--- Start of Supplied information ---

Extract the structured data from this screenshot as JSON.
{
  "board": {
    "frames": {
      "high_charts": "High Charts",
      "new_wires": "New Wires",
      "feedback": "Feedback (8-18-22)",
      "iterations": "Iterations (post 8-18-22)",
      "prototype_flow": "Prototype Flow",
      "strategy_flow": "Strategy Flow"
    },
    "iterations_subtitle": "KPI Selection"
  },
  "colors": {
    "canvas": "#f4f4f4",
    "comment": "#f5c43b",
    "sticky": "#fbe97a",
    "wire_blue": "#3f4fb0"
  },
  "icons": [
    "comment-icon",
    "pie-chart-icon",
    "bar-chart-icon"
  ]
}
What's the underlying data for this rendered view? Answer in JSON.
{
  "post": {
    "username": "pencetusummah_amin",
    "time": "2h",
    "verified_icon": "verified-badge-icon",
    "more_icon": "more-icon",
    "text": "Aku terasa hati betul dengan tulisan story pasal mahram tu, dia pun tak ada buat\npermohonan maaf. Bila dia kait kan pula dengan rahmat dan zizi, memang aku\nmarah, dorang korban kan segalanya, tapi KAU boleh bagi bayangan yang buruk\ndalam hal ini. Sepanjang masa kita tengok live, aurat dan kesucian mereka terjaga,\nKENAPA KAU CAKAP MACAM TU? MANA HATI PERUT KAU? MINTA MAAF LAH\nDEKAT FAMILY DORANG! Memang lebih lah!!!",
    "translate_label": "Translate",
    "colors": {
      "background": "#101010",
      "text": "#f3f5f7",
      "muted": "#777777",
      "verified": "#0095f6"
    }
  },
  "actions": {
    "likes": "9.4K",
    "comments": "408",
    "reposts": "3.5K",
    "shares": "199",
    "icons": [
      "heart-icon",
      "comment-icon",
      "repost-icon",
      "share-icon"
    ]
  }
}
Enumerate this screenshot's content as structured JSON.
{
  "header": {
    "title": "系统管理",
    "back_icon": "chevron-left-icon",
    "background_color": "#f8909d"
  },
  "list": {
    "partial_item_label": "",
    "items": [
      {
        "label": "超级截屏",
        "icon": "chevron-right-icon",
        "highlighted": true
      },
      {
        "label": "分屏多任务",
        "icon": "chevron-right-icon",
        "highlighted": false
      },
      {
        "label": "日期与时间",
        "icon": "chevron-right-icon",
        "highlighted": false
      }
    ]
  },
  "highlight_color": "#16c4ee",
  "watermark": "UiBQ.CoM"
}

--- End of Supplied information ---

- Your goal:
Look through the entries above; copy every line holding the string "this".

- Reply to the task:
Extract the structured data from this screenshot as JSON.
What's the underlying data for this rendered view? Answer in JSON.
Enumerate this screenshot's content as structured JSON.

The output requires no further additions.